_Stated task_
Reproduce every line of the records below, substituting "check-box" for each occurrence of "checkbox" and changing nothing else. Omit the pictures from your answer.

_Rows_
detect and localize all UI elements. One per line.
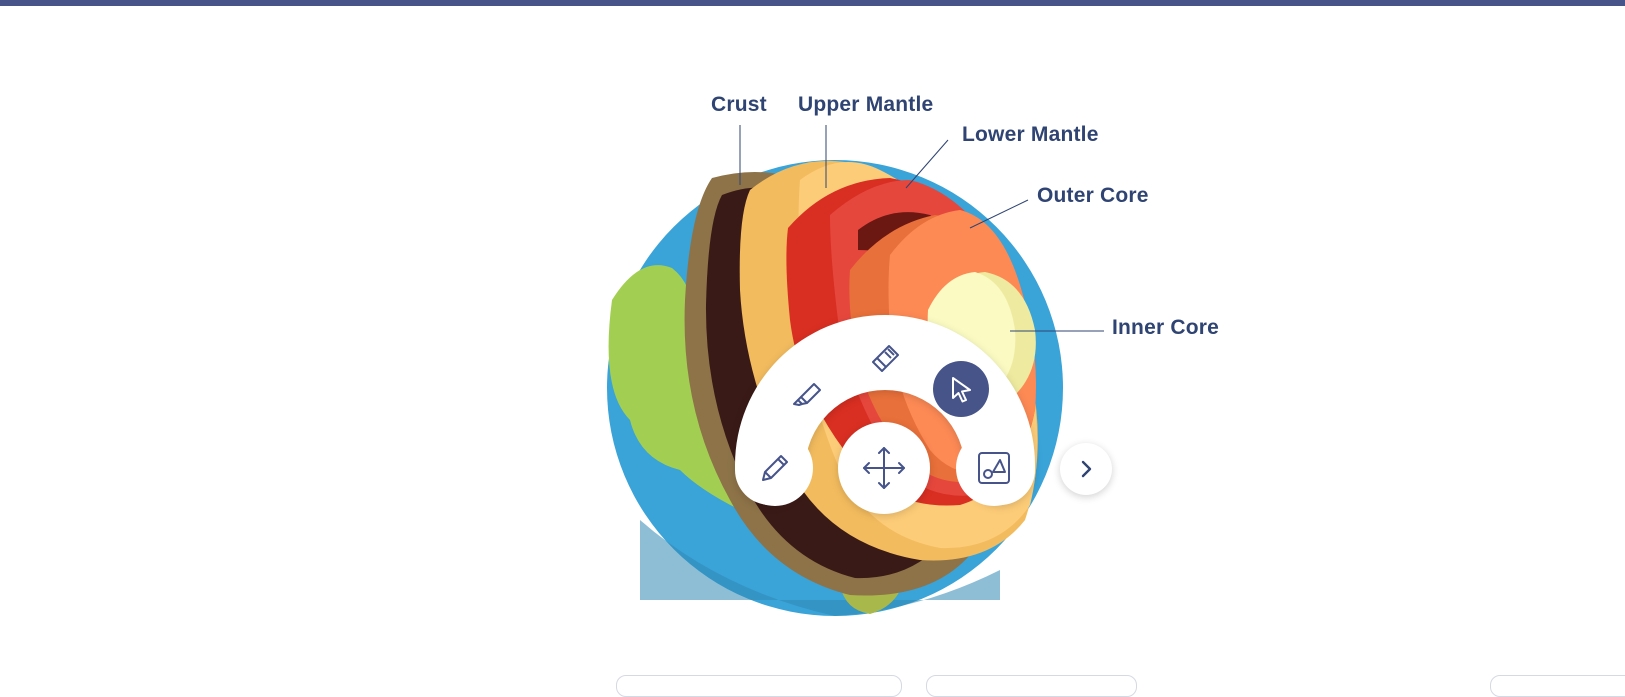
cursor-button[interactable]: [933, 361, 989, 417]
highlighter-icon: [793, 383, 821, 406]
chevron-right-icon: [1081, 460, 1092, 478]
label-inner-core: Inner Core: [1112, 316, 1220, 339]
label-crust: Crust: [711, 93, 767, 116]
move-button[interactable]: [854, 438, 914, 498]
label-outer-core: Outer Core: [1037, 184, 1149, 207]
eraser-icon: [872, 345, 899, 372]
move-icon: [863, 447, 905, 489]
bottom-card-1[interactable]: [616, 675, 902, 697]
cursor-icon: [952, 377, 971, 403]
highlighter-button[interactable]: [782, 368, 832, 418]
earth-layers-stage: Crust Upper Mantle Lower Mantle Outer Co…: [0, 0, 1625, 697]
bottom-card-3[interactable]: [1490, 675, 1625, 697]
shapes-button[interactable]: [969, 443, 1019, 493]
pencil-button[interactable]: [750, 443, 800, 493]
next-button[interactable]: [1060, 443, 1112, 495]
eraser-button[interactable]: [860, 332, 910, 382]
label-upper-mantle: Upper Mantle: [798, 93, 934, 116]
shapes-icon: [978, 452, 1010, 484]
label-lower-mantle: Lower Mantle: [962, 123, 1099, 146]
pencil-icon: [762, 455, 788, 481]
bottom-card-2[interactable]: [926, 675, 1137, 697]
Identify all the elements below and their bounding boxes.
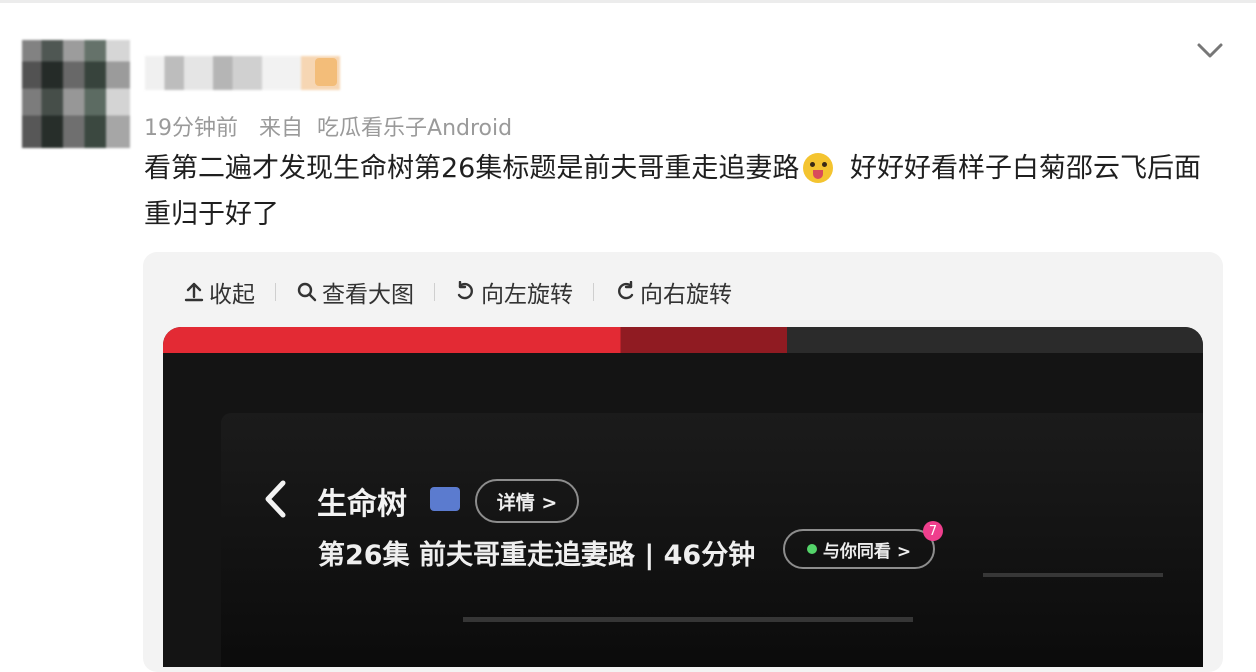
post-content: 看第二遍才发现生命树第26集标题是前夫哥重走追妻路 好好好看样子白菊邵云飞后面重… [144, 146, 1224, 238]
user-badge-icon [315, 58, 337, 86]
emoji-icon [803, 152, 834, 183]
source-prefix: 来自 [259, 116, 304, 141]
separator [593, 283, 594, 301]
detail-pill: 详情 > [475, 479, 579, 523]
collapse-label: 收起 [209, 282, 255, 308]
username-blurred[interactable] [145, 56, 340, 90]
search-icon [297, 282, 317, 302]
rotate-left-icon [457, 281, 473, 300]
episode-info: 第26集 前夫哥重走追妻路 | 46分钟 [318, 540, 756, 571]
rotate-right-icon [618, 281, 634, 300]
show-title: 生命树 [317, 487, 407, 522]
post-time: 19分钟前 [144, 116, 238, 141]
top-divider [0, 0, 1256, 3]
chevron-down-icon[interactable] [1196, 38, 1224, 62]
view-large-button[interactable]: 查看大图 [296, 275, 414, 309]
vip-badge-icon [430, 487, 460, 511]
watch-together-pill: 与你同看 > [783, 529, 935, 569]
watch-together-label: 与你同看 > [822, 541, 912, 562]
upload-arrow-icon [184, 282, 204, 302]
back-arrow-icon [265, 480, 286, 518]
separator [275, 283, 276, 301]
image-toolbar: 收起 查看大图 向左旋转 向右旋转 [183, 276, 732, 308]
post-meta: 19分钟前 来自 吃瓜看乐子Android [144, 110, 526, 142]
watch-count-badge: 7 [923, 521, 943, 541]
post-text-part-1: 看第二遍才发现生命树第26集标题是前夫哥重走追妻路 [144, 153, 800, 184]
avatar[interactable] [22, 40, 130, 148]
collapse-button[interactable]: 收起 [183, 275, 255, 309]
rotate-right-button[interactable]: 向右旋转 [614, 275, 732, 309]
rotate-left-label: 向左旋转 [481, 282, 573, 308]
screen-artifact [983, 573, 1163, 577]
view-large-label: 查看大图 [322, 282, 414, 308]
online-dot-icon [806, 544, 817, 554]
post-image[interactable]: 生命树 详情 > 第26集 前夫哥重走追妻路 | 46分钟 与你同看 > 7 [163, 327, 1203, 667]
rotate-right-label: 向右旋转 [640, 282, 732, 308]
screen-artifact [463, 617, 913, 622]
post-source[interactable]: 吃瓜看乐子Android [317, 116, 512, 141]
rotate-left-button[interactable]: 向左旋转 [455, 275, 573, 309]
device-frame [163, 327, 1203, 353]
separator [434, 283, 435, 301]
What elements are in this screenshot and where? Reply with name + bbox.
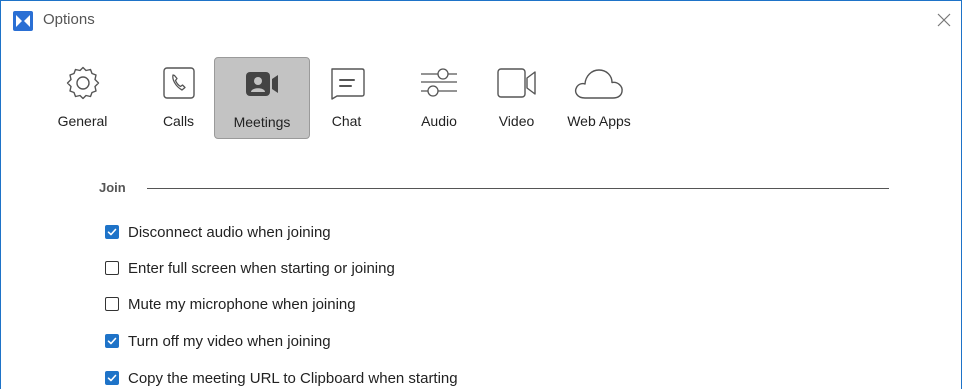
option-label: Enter full screen when starting or joini…	[128, 259, 395, 277]
tab-label: Web Apps	[567, 113, 631, 129]
tab-calls[interactable]: Calls	[143, 57, 214, 139]
option-mute-microphone[interactable]: Mute my microphone when joining	[105, 293, 356, 315]
tab-label: Audio	[421, 113, 457, 129]
checkbox[interactable]	[105, 334, 119, 348]
video-camera-icon	[495, 65, 539, 101]
sliders-icon	[417, 65, 461, 101]
checkmark-icon	[107, 228, 117, 236]
tab-web-apps[interactable]: Web Apps	[557, 57, 641, 139]
tab-video[interactable]: Video	[486, 57, 547, 139]
option-disconnect-audio[interactable]: Disconnect audio when joining	[105, 221, 331, 243]
checkbox[interactable]	[105, 261, 119, 275]
tab-chat[interactable]: Chat	[312, 57, 381, 139]
tab-label: Calls	[162, 113, 195, 129]
title-bar: Options	[1, 1, 961, 41]
chat-bubble-icon	[327, 65, 367, 101]
option-label: Copy the meeting URL to Clipboard when s…	[128, 369, 458, 387]
tab-label: Meetings	[233, 114, 291, 130]
join-section-title: Join	[99, 180, 126, 195]
option-enter-full-screen[interactable]: Enter full screen when starting or joini…	[105, 257, 395, 279]
close-button[interactable]	[931, 7, 957, 33]
close-icon	[937, 13, 951, 27]
tab-general[interactable]: General	[51, 57, 114, 139]
checkmark-icon	[107, 374, 117, 382]
options-toolbar: General Calls Meetings Chat Audio Video …	[51, 57, 641, 139]
section-divider	[147, 188, 889, 189]
option-copy-meeting-url[interactable]: Copy the meeting URL to Clipboard when s…	[105, 367, 458, 389]
option-label: Turn off my video when joining	[128, 332, 331, 350]
option-label: Disconnect audio when joining	[128, 223, 331, 241]
tab-label: General	[57, 113, 108, 129]
meeting-camera-icon	[240, 66, 284, 102]
tab-meetings[interactable]: Meetings	[214, 57, 310, 139]
window-title: Options	[43, 11, 95, 28]
phone-icon	[162, 65, 196, 101]
app-logo-icon	[13, 11, 33, 31]
options-window: Options General Calls Meetings Chat Audi…	[0, 0, 962, 389]
option-label: Mute my microphone when joining	[128, 295, 356, 313]
checkbox[interactable]	[105, 371, 119, 385]
tab-label: Video	[498, 113, 535, 129]
checkbox[interactable]	[105, 297, 119, 311]
option-turn-off-video[interactable]: Turn off my video when joining	[105, 330, 331, 352]
tab-audio[interactable]: Audio	[404, 57, 474, 139]
tab-label: Chat	[331, 113, 362, 129]
cloud-icon	[571, 65, 627, 101]
checkbox[interactable]	[105, 225, 119, 239]
gear-icon	[65, 65, 101, 101]
checkmark-icon	[107, 337, 117, 345]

_Result_
detect and localize all UI elements. One per line.
cursor-button[interactable]: [933, 361, 989, 417]
highlighter-icon: [793, 383, 821, 406]
chevron-right-icon: [1081, 460, 1092, 478]
label-inner-core: Inner Core: [1112, 316, 1220, 339]
label-crust: Crust: [711, 93, 767, 116]
move-button[interactable]: [854, 438, 914, 498]
label-outer-core: Outer Core: [1037, 184, 1149, 207]
eraser-icon: [872, 345, 899, 372]
move-icon: [863, 447, 905, 489]
bottom-card-1[interactable]: [616, 675, 902, 697]
cursor-icon: [952, 377, 971, 403]
highlighter-button[interactable]: [782, 368, 832, 418]
earth-layers-stage: Crust Upper Mantle Lower Mantle Outer Co…: [0, 0, 1625, 697]
bottom-card-3[interactable]: [1490, 675, 1625, 697]
shapes-button[interactable]: [969, 443, 1019, 493]
pencil-button[interactable]: [750, 443, 800, 493]
next-button[interactable]: [1060, 443, 1112, 495]
eraser-button[interactable]: [860, 332, 910, 382]
label-upper-mantle: Upper Mantle: [798, 93, 934, 116]
shapes-icon: [978, 452, 1010, 484]
label-lower-mantle: Lower Mantle: [962, 123, 1099, 146]
pencil-icon: [762, 455, 788, 481]
bottom-card-2[interactable]: [926, 675, 1137, 697]
Identify all the elements below and their bounding boxes.
post-content: 看第二遍才发现生命树第26集标题是前夫哥重走追妻路 好好好看样子白菊邵云飞后面重… [144, 146, 1224, 238]
user-badge-icon [315, 58, 337, 86]
emoji-icon [803, 152, 834, 183]
source-prefix: 来自 [259, 116, 304, 141]
separator [593, 283, 594, 301]
detail-pill: 详情 > [475, 479, 579, 523]
collapse-label: 收起 [209, 282, 255, 308]
username-blurred[interactable] [145, 56, 340, 90]
search-icon [297, 282, 317, 302]
rotate-left-icon [457, 281, 473, 300]
episode-info: 第26集 前夫哥重走追妻路 | 46分钟 [318, 540, 756, 571]
rotate-right-icon [618, 281, 634, 300]
show-title: 生命树 [317, 487, 407, 522]
post-time: 19分钟前 [144, 116, 238, 141]
top-divider [0, 0, 1256, 3]
chevron-down-icon[interactable] [1196, 38, 1224, 62]
view-large-button[interactable]: 查看大图 [296, 275, 414, 309]
vip-badge-icon [430, 487, 460, 511]
watch-together-pill: 与你同看 > [783, 529, 935, 569]
watch-together-label: 与你同看 > [822, 541, 912, 562]
upload-arrow-icon [184, 282, 204, 302]
back-arrow-icon [265, 480, 286, 518]
separator [275, 283, 276, 301]
image-toolbar: 收起 查看大图 向左旋转 向右旋转 [183, 276, 732, 308]
post-meta: 19分钟前 来自 吃瓜看乐子Android [144, 110, 526, 142]
watch-count-badge: 7 [923, 521, 943, 541]
post-text-part-1: 看第二遍才发现生命树第26集标题是前夫哥重走追妻路 [144, 153, 800, 184]
avatar[interactable] [22, 40, 130, 148]
collapse-button[interactable]: 收起 [183, 275, 255, 309]
rotate-right-button[interactable]: 向右旋转 [614, 275, 732, 309]
rotate-left-label: 向左旋转 [481, 282, 573, 308]
screen-artifact [983, 573, 1163, 577]
view-large-label: 查看大图 [322, 282, 414, 308]
online-dot-icon [806, 544, 817, 554]
post-image[interactable]: 生命树 详情 > 第26集 前夫哥重走追妻路 | 46分钟 与你同看 > 7 [163, 327, 1203, 667]
rotate-right-label: 向右旋转 [640, 282, 732, 308]
screen-artifact [463, 617, 913, 622]
post-source[interactable]: 吃瓜看乐子Android [317, 116, 512, 141]
rotate-left-button[interactable]: 向左旋转 [455, 275, 573, 309]
device-frame [163, 327, 1203, 353]
separator [434, 283, 435, 301]
What elements are in this screenshot and where? Reply with name + bbox.
option-label: Enter full screen when starting or joini…	[128, 259, 395, 277]
tab-label: Web Apps	[567, 113, 631, 129]
tab-calls[interactable]: Calls	[143, 57, 214, 139]
option-mute-microphone[interactable]: Mute my microphone when joining	[105, 293, 356, 315]
tab-label: Audio	[421, 113, 457, 129]
check-box[interactable]	[105, 334, 119, 348]
video-camera-icon	[495, 65, 539, 101]
sliders-icon	[417, 65, 461, 101]
checkmark-icon	[107, 228, 117, 236]
tab-web-apps[interactable]: Web Apps	[557, 57, 641, 139]
tab-video[interactable]: Video	[486, 57, 547, 139]
option-disconnect-audio[interactable]: Disconnect audio when joining	[105, 221, 331, 243]
check-box[interactable]	[105, 261, 119, 275]
tab-chat[interactable]: Chat	[312, 57, 381, 139]
tab-label: Calls	[162, 113, 195, 129]
title-bar: Options	[1, 1, 961, 41]
chat-bubble-icon	[327, 65, 367, 101]
option-label: Copy the meeting URL to Clipboard when s…	[128, 369, 458, 387]
tab-label: Meetings	[233, 114, 291, 130]
join-section-title: Join	[99, 180, 126, 195]
option-enter-full-screen[interactable]: Enter full screen when starting or joini…	[105, 257, 395, 279]
close-button[interactable]	[931, 7, 957, 33]
close-icon	[937, 13, 951, 27]
tab-general[interactable]: General	[51, 57, 114, 139]
checkmark-icon	[107, 374, 117, 382]
options-toolbar: General Calls Meetings Chat Audio Video …	[51, 57, 641, 139]
section-divider	[147, 188, 889, 189]
option-copy-meeting-url[interactable]: Copy the meeting URL to Clipboard when s…	[105, 367, 458, 389]
option-label: Turn off my video when joining	[128, 332, 331, 350]
option-label: Disconnect audio when joining	[128, 223, 331, 241]
tab-label: General	[57, 113, 108, 129]
meeting-camera-icon	[240, 66, 284, 102]
tab-meetings[interactable]: Meetings	[214, 57, 310, 139]
window-title: Options	[43, 11, 95, 28]
phone-icon	[162, 65, 196, 101]
app-logo-icon	[13, 11, 33, 31]
options-window: Options General Calls Meetings Chat Audi…	[0, 0, 962, 389]
option-label: Mute my microphone when joining	[128, 295, 356, 313]
check-box[interactable]	[105, 371, 119, 385]
tab-label: Video	[498, 113, 535, 129]
check-box[interactable]	[105, 297, 119, 311]
option-turn-off-video[interactable]: Turn off my video when joining	[105, 330, 331, 352]
tab-audio[interactable]: Audio	[404, 57, 474, 139]
tab-label: Chat	[331, 113, 362, 129]
cloud-icon	[571, 65, 627, 101]
check-box[interactable]	[105, 225, 119, 239]
gear-icon	[65, 65, 101, 101]
checkmark-icon	[107, 337, 117, 345]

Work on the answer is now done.